-- Exercise description --
Copy every line from the records below that holds the word "DESIGN".

-- Supplied records --
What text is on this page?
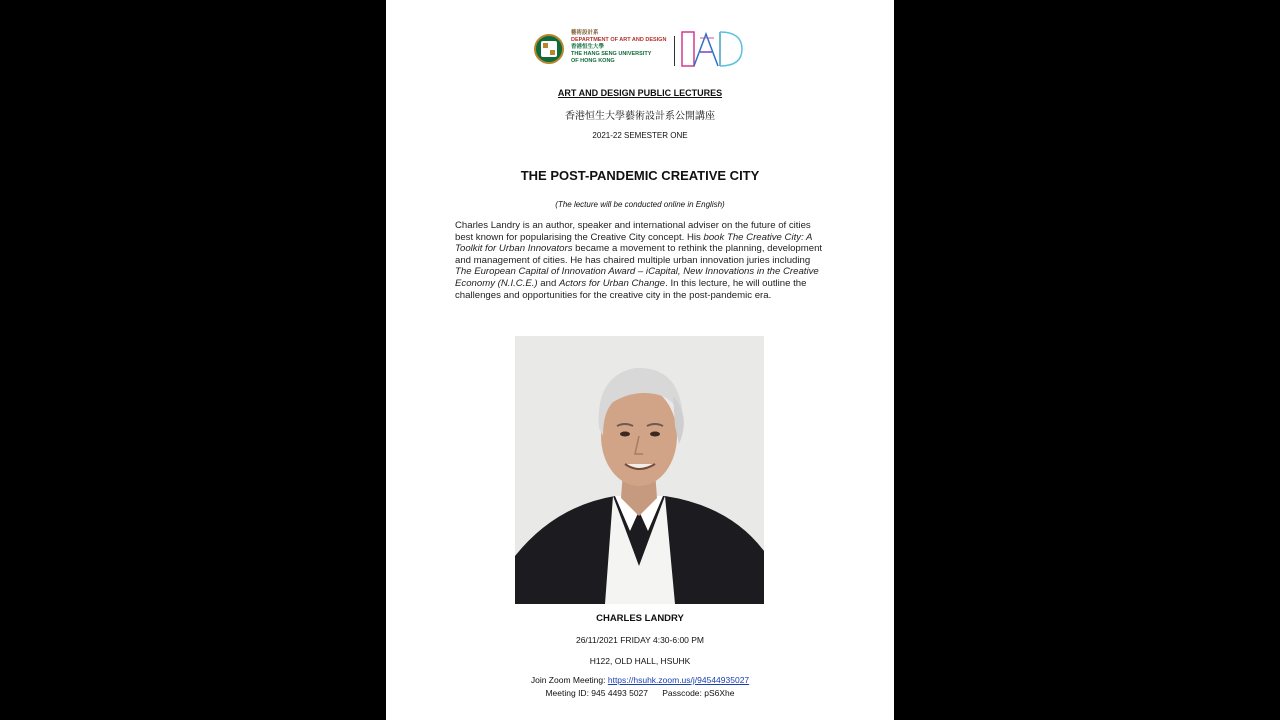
藝術設計系
DEPARTMENT OF ART AND DESIGN
香港恒生大學
THE HANG SENG UNIVERSITY
OF HONG KONG
ART AND DESIGN PUBLIC LECTURES
香港恒生大學藝術設計系公開講座
2021-22 SEMESTER ONE
THE POST-PANDEMIC CREATIVE CITY
(The lecture will be conducted online in English)
Charles Landry is an author, speaker and international adviser on the future of cities best known for popularising the Creative City concept. His book The Creative City: A Toolkit for Urban Innovators became a movement to rethink the planning, development and management of cities. He has chaired multiple urban innovation juries including The European Capital of Innovation Award – iCapital, New Innovations in the Creative Economy (N.I.C.E.) and Actors for Urban Change. In this lecture, he will outline the challenges and opportunities for the creative city in the post-pandemic era.
CHARLES LANDRY
26/11/2021 FRIDAY 4:30-6:00 PM
H122, OLD HALL, HSUHK
Join Zoom Meeting: https://hsuhk.zoom.us/j/94544935027
Meeting ID: 945 4493 5027 Passcode: pS6Xhe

-- Expected output --
DEPARTMENT OF ART AND DESIGN
ART AND DESIGN PUBLIC LECTURES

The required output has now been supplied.